### What to produce:
Reproduce every entry that follows word for word, but omit the images.

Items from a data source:
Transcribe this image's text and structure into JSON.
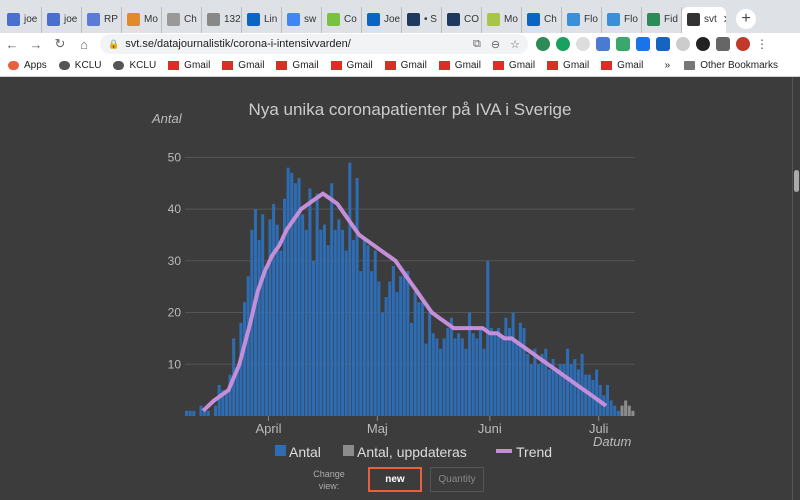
{
  "browser": {
    "tabs": [
      {
        "label": "joe",
        "icon": "doc-icon",
        "color": "#4a6fcf"
      },
      {
        "label": "joe",
        "icon": "doc-icon",
        "color": "#4a6fcf"
      },
      {
        "label": "RP",
        "icon": "globe-icon",
        "color": "#5b7bd5"
      },
      {
        "label": "Mo",
        "icon": "m-icon",
        "color": "#e08a2c"
      },
      {
        "label": "Ch",
        "icon": "page-icon",
        "color": "#999999"
      },
      {
        "label": "132",
        "icon": "globe-icon",
        "color": "#888888"
      },
      {
        "label": "Lin",
        "icon": "linkedin-icon",
        "color": "#0a66c2"
      },
      {
        "label": "sw",
        "icon": "google-icon",
        "color": "#4285f4"
      },
      {
        "label": "Co",
        "icon": "w-icon",
        "color": "#7ac142"
      },
      {
        "label": "Joe",
        "icon": "linkedin-icon",
        "color": "#0a66c2"
      },
      {
        "label": "• S",
        "icon": "page-icon",
        "color": "#1f3a5f"
      },
      {
        "label": "CO",
        "icon": "page-icon",
        "color": "#1f3a5f"
      },
      {
        "label": "Mo",
        "icon": "w-icon",
        "color": "#a8c54a"
      },
      {
        "label": "Ch",
        "icon": "linkedin-icon",
        "color": "#0a66c2"
      },
      {
        "label": "Flo",
        "icon": "flo-icon",
        "color": "#3b8fd9"
      },
      {
        "label": "Flo",
        "icon": "flo-icon",
        "color": "#3b8fd9"
      },
      {
        "label": "Fid",
        "icon": "fid-icon",
        "color": "#2e8b57"
      }
    ],
    "active_tab": {
      "label": "svt",
      "icon": "svt-icon",
      "color": "#333333"
    },
    "url": "svt.se/datajournalistik/corona-i-intensivvarden/",
    "bookmarks": [
      {
        "label": "Apps",
        "icon": "apps-icon",
        "color": "#e8613c"
      },
      {
        "label": "KCLU",
        "icon": "globe-icon",
        "color": "#555555"
      },
      {
        "label": "KCLU",
        "icon": "globe-icon",
        "color": "#555555"
      },
      {
        "label": "Gmail",
        "icon": "gmail-icon",
        "color": "#d93025"
      },
      {
        "label": "Gmail",
        "icon": "gmail-icon",
        "color": "#d93025"
      },
      {
        "label": "Gmail",
        "icon": "gmail-icon",
        "color": "#d93025"
      },
      {
        "label": "Gmail",
        "icon": "gmail-icon",
        "color": "#d93025"
      },
      {
        "label": "Gmail",
        "icon": "gmail-icon",
        "color": "#d93025"
      },
      {
        "label": "Gmail",
        "icon": "gmail-icon",
        "color": "#d93025"
      },
      {
        "label": "Gmail",
        "icon": "gmail-icon",
        "color": "#d93025"
      },
      {
        "label": "Gmail",
        "icon": "gmail-icon",
        "color": "#d93025"
      },
      {
        "label": "Gmail",
        "icon": "gmail-icon",
        "color": "#d93025"
      }
    ],
    "more_bookmarks": "»",
    "other_bookmarks": "Other Bookmarks"
  },
  "page": {
    "change_view_label": "Change view:",
    "btn_new": "new",
    "btn_quantity": "Quantity"
  },
  "chart_data": {
    "type": "bar",
    "title": "Nya unika coronapatienter på IVA i Sverige",
    "ylabel": "Antal",
    "xlabel": "Datum",
    "ylim": [
      0,
      52
    ],
    "yticks": [
      10,
      20,
      30,
      40,
      50
    ],
    "x_tick_labels": [
      {
        "label": "April",
        "day": 23
      },
      {
        "label": "Maj",
        "day": 53
      },
      {
        "label": "Juni",
        "day": 84
      },
      {
        "label": "Juli",
        "day": 114
      }
    ],
    "start_date": "2020-03-09",
    "legend": [
      "Antal",
      "Antal, uppdateras",
      "Trend"
    ],
    "colors": {
      "bar": "#2e6db4",
      "bar_pending": "#8c8c8c",
      "trend": "#c48fd8",
      "grid": "#555555",
      "text": "#bbbbbb",
      "title": "#cccccc"
    },
    "values": [
      1,
      1,
      1,
      0,
      2,
      1,
      1,
      0,
      2,
      6,
      5,
      5,
      8,
      15,
      9,
      18,
      22,
      27,
      36,
      40,
      34,
      39,
      28,
      38,
      41,
      37,
      32,
      42,
      48,
      47,
      45,
      46,
      39,
      36,
      44,
      30,
      43,
      36,
      37,
      33,
      45,
      36,
      38,
      36,
      32,
      49,
      34,
      46,
      28,
      34,
      33,
      28,
      32,
      26,
      20,
      23,
      26,
      29,
      24,
      27,
      28,
      28,
      18,
      24,
      22,
      22,
      14,
      20,
      16,
      15,
      13,
      15,
      17,
      19,
      15,
      16,
      15,
      13,
      20,
      16,
      15,
      17,
      13,
      30,
      17,
      16,
      17,
      15,
      19,
      17,
      20,
      14,
      18,
      17,
      12,
      10,
      13,
      10,
      12,
      13,
      9,
      11,
      9,
      10,
      10,
      13,
      10,
      11,
      9,
      12,
      8,
      8,
      7,
      9,
      6,
      4,
      6,
      3,
      2,
      1
    ],
    "pending_values": [
      2,
      3,
      2,
      1
    ],
    "trend": [
      [
        5,
        1
      ],
      [
        8,
        3
      ],
      [
        12,
        5
      ],
      [
        15,
        10
      ],
      [
        18,
        18
      ],
      [
        20,
        24
      ],
      [
        22,
        28
      ],
      [
        24,
        31
      ],
      [
        26,
        33
      ],
      [
        28,
        36
      ],
      [
        30,
        38
      ],
      [
        32,
        40
      ],
      [
        34,
        41
      ],
      [
        36,
        42
      ],
      [
        38,
        43
      ],
      [
        40,
        42
      ],
      [
        42,
        41
      ],
      [
        44,
        39
      ],
      [
        46,
        37
      ],
      [
        48,
        35
      ],
      [
        50,
        34
      ],
      [
        52,
        33
      ],
      [
        54,
        32
      ],
      [
        56,
        31
      ],
      [
        58,
        30
      ],
      [
        60,
        28
      ],
      [
        62,
        26
      ],
      [
        64,
        24
      ],
      [
        66,
        22
      ],
      [
        68,
        20
      ],
      [
        70,
        19
      ],
      [
        72,
        18
      ],
      [
        74,
        17
      ],
      [
        76,
        17
      ],
      [
        78,
        17
      ],
      [
        80,
        17
      ],
      [
        82,
        17
      ],
      [
        84,
        16
      ],
      [
        86,
        16
      ],
      [
        88,
        15
      ],
      [
        90,
        15
      ],
      [
        92,
        14
      ],
      [
        94,
        13
      ],
      [
        96,
        12
      ],
      [
        98,
        11
      ],
      [
        100,
        10
      ],
      [
        102,
        9
      ],
      [
        104,
        8
      ],
      [
        106,
        7
      ],
      [
        108,
        6
      ],
      [
        110,
        5
      ],
      [
        112,
        4
      ],
      [
        114,
        3
      ],
      [
        116,
        2
      ]
    ]
  }
}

### Result of this task:
Transcribe this image's text and structure into JSON.
{
  "browser": {
    "tabs": [
      {
        "label": "joe",
        "icon": "doc-icon",
        "color": "#4a6fcf"
      },
      {
        "label": "joe",
        "icon": "doc-icon",
        "color": "#4a6fcf"
      },
      {
        "label": "RP",
        "icon": "globe-icon",
        "color": "#5b7bd5"
      },
      {
        "label": "Mo",
        "icon": "m-icon",
        "color": "#e08a2c"
      },
      {
        "label": "Ch",
        "icon": "page-icon",
        "color": "#999999"
      },
      {
        "label": "132",
        "icon": "globe-icon",
        "color": "#888888"
      },
      {
        "label": "Lin",
        "icon": "linkedin-icon",
        "color": "#0a66c2"
      },
      {
        "label": "sw",
        "icon": "google-icon",
        "color": "#4285f4"
      },
      {
        "label": "Co",
        "icon": "w-icon",
        "color": "#7ac142"
      },
      {
        "label": "Joe",
        "icon": "linkedin-icon",
        "color": "#0a66c2"
      },
      {
        "label": "• S",
        "icon": "page-icon",
        "color": "#1f3a5f"
      },
      {
        "label": "CO",
        "icon": "page-icon",
        "color": "#1f3a5f"
      },
      {
        "label": "Mo",
        "icon": "w-icon",
        "color": "#a8c54a"
      },
      {
        "label": "Ch",
        "icon": "linkedin-icon",
        "color": "#0a66c2"
      },
      {
        "label": "Flo",
        "icon": "flo-icon",
        "color": "#3b8fd9"
      },
      {
        "label": "Flo",
        "icon": "flo-icon",
        "color": "#3b8fd9"
      },
      {
        "label": "Fid",
        "icon": "fid-icon",
        "color": "#2e8b57"
      }
    ],
    "active_tab": {
      "label": "svt",
      "icon": "svt-icon",
      "color": "#333333"
    },
    "url": "svt.se/datajournalistik/corona-i-intensivvarden/",
    "bookmarks": [
      {
        "label": "Apps",
        "icon": "apps-icon",
        "color": "#e8613c"
      },
      {
        "label": "KCLU",
        "icon": "globe-icon",
        "color": "#555555"
      },
      {
        "label": "KCLU",
        "icon": "globe-icon",
        "color": "#555555"
      },
      {
        "label": "Gmail",
        "icon": "gmail-icon",
        "color": "#d93025"
      },
      {
        "label": "Gmail",
        "icon": "gmail-icon",
        "color": "#d93025"
      },
      {
        "label": "Gmail",
        "icon": "gmail-icon",
        "color": "#d93025"
      },
      {
        "label": "Gmail",
        "icon": "gmail-icon",
        "color": "#d93025"
      },
      {
        "label": "Gmail",
        "icon": "gmail-icon",
        "color": "#d93025"
      },
      {
        "label": "Gmail",
        "icon": "gmail-icon",
        "color": "#d93025"
      },
      {
        "label": "Gmail",
        "icon": "gmail-icon",
        "color": "#d93025"
      },
      {
        "label": "Gmail",
        "icon": "gmail-icon",
        "color": "#d93025"
      },
      {
        "label": "Gmail",
        "icon": "gmail-icon",
        "color": "#d93025"
      }
    ],
    "more_bookmarks": "»",
    "other_bookmarks": "Other Bookmarks"
  },
  "page": {
    "change_view_label": "Change view:",
    "btn_new": "new",
    "btn_quantity": "Quantity"
  },
  "chart_data": {
    "type": "bar",
    "title": "Nya unika coronapatienter på IVA i Sverige",
    "ylabel": "Antal",
    "xlabel": "Datum",
    "ylim": [
      0,
      52
    ],
    "yticks": [
      10,
      20,
      30,
      40,
      50
    ],
    "x_tick_labels": [
      {
        "label": "April",
        "day": 23
      },
      {
        "label": "Maj",
        "day": 53
      },
      {
        "label": "Juni",
        "day": 84
      },
      {
        "label": "Juli",
        "day": 114
      }
    ],
    "start_date": "2020-03-09",
    "legend": [
      "Antal",
      "Antal, uppdateras",
      "Trend"
    ],
    "colors": {
      "bar": "#2e6db4",
      "bar_pending": "#8c8c8c",
      "trend": "#c48fd8",
      "grid": "#555555",
      "text": "#bbbbbb",
      "title": "#cccccc"
    },
    "values": [
      1,
      1,
      1,
      0,
      2,
      1,
      1,
      0,
      2,
      6,
      5,
      5,
      8,
      15,
      9,
      18,
      22,
      27,
      36,
      40,
      34,
      39,
      28,
      38,
      41,
      37,
      32,
      42,
      48,
      47,
      45,
      46,
      39,
      36,
      44,
      30,
      43,
      36,
      37,
      33,
      45,
      36,
      38,
      36,
      32,
      49,
      34,
      46,
      28,
      34,
      33,
      28,
      32,
      26,
      20,
      23,
      26,
      29,
      24,
      27,
      28,
      28,
      18,
      24,
      22,
      22,
      14,
      20,
      16,
      15,
      13,
      15,
      17,
      19,
      15,
      16,
      15,
      13,
      20,
      16,
      15,
      17,
      13,
      30,
      17,
      16,
      17,
      15,
      19,
      17,
      20,
      14,
      18,
      17,
      12,
      10,
      13,
      10,
      12,
      13,
      9,
      11,
      9,
      10,
      10,
      13,
      10,
      11,
      9,
      12,
      8,
      8,
      7,
      9,
      6,
      4,
      6,
      3,
      2,
      1
    ],
    "pending_values": [
      2,
      3,
      2,
      1
    ],
    "trend": [
      [
        5,
        1
      ],
      [
        8,
        3
      ],
      [
        12,
        5
      ],
      [
        15,
        10
      ],
      [
        18,
        18
      ],
      [
        20,
        24
      ],
      [
        22,
        28
      ],
      [
        24,
        31
      ],
      [
        26,
        33
      ],
      [
        28,
        36
      ],
      [
        30,
        38
      ],
      [
        32,
        40
      ],
      [
        34,
        41
      ],
      [
        36,
        42
      ],
      [
        38,
        43
      ],
      [
        40,
        42
      ],
      [
        42,
        41
      ],
      [
        44,
        39
      ],
      [
        46,
        37
      ],
      [
        48,
        35
      ],
      [
        50,
        34
      ],
      [
        52,
        33
      ],
      [
        54,
        32
      ],
      [
        56,
        31
      ],
      [
        58,
        30
      ],
      [
        60,
        28
      ],
      [
        62,
        26
      ],
      [
        64,
        24
      ],
      [
        66,
        22
      ],
      [
        68,
        20
      ],
      [
        70,
        19
      ],
      [
        72,
        18
      ],
      [
        74,
        17
      ],
      [
        76,
        17
      ],
      [
        78,
        17
      ],
      [
        80,
        17
      ],
      [
        82,
        17
      ],
      [
        84,
        16
      ],
      [
        86,
        16
      ],
      [
        88,
        15
      ],
      [
        90,
        15
      ],
      [
        92,
        14
      ],
      [
        94,
        13
      ],
      [
        96,
        12
      ],
      [
        98,
        11
      ],
      [
        100,
        10
      ],
      [
        102,
        9
      ],
      [
        104,
        8
      ],
      [
        106,
        7
      ],
      [
        108,
        6
      ],
      [
        110,
        5
      ],
      [
        112,
        4
      ],
      [
        114,
        3
      ],
      [
        116,
        2
      ]
    ]
  }
}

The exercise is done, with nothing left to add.